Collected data
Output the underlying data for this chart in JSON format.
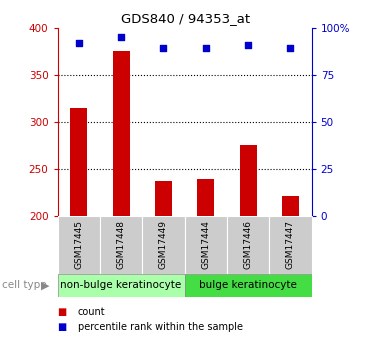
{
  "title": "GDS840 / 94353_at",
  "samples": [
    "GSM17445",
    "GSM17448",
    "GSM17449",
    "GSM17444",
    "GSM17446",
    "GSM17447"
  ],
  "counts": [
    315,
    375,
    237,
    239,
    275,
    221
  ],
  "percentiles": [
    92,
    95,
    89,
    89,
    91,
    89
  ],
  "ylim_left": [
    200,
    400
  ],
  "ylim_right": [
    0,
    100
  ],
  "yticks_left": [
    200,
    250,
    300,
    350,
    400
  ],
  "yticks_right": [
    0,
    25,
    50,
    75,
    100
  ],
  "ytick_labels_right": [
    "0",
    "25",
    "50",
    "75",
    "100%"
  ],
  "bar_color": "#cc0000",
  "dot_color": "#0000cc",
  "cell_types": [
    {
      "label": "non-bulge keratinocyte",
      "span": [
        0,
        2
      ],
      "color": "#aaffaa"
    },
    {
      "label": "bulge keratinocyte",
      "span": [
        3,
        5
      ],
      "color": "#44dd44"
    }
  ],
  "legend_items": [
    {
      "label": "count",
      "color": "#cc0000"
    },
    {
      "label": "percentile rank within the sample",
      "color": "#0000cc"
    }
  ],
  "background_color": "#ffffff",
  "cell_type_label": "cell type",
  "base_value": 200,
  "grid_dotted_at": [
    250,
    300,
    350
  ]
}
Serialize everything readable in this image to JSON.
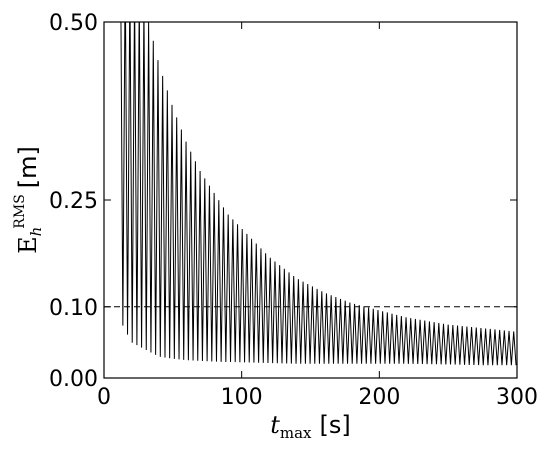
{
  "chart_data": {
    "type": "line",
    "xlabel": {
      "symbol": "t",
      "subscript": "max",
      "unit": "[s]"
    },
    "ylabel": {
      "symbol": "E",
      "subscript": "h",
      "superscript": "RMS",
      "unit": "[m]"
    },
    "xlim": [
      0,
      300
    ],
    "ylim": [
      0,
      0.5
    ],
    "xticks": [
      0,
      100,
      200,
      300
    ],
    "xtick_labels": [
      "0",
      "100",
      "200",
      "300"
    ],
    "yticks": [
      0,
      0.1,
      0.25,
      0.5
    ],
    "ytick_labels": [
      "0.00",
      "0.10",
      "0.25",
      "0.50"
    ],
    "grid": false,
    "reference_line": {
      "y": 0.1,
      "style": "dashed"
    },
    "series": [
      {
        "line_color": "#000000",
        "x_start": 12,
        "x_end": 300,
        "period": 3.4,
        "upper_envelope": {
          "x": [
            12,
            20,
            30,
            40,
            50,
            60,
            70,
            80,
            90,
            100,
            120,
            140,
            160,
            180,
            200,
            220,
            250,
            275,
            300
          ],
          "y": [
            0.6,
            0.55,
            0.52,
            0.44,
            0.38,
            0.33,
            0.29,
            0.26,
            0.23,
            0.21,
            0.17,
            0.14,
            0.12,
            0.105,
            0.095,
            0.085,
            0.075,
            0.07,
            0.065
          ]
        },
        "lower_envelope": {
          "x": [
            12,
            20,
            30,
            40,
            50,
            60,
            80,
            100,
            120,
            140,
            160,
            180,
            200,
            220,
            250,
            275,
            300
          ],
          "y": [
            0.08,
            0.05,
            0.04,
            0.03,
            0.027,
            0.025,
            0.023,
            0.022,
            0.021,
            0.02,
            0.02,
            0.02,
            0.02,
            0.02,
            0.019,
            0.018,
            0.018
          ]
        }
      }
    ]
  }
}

Written request
Return every line of the preceding records in which the word "this" appears.

Exercise output
Output the underlying data for this chart in JSON format.
Serialize everything readable in this image to JSON.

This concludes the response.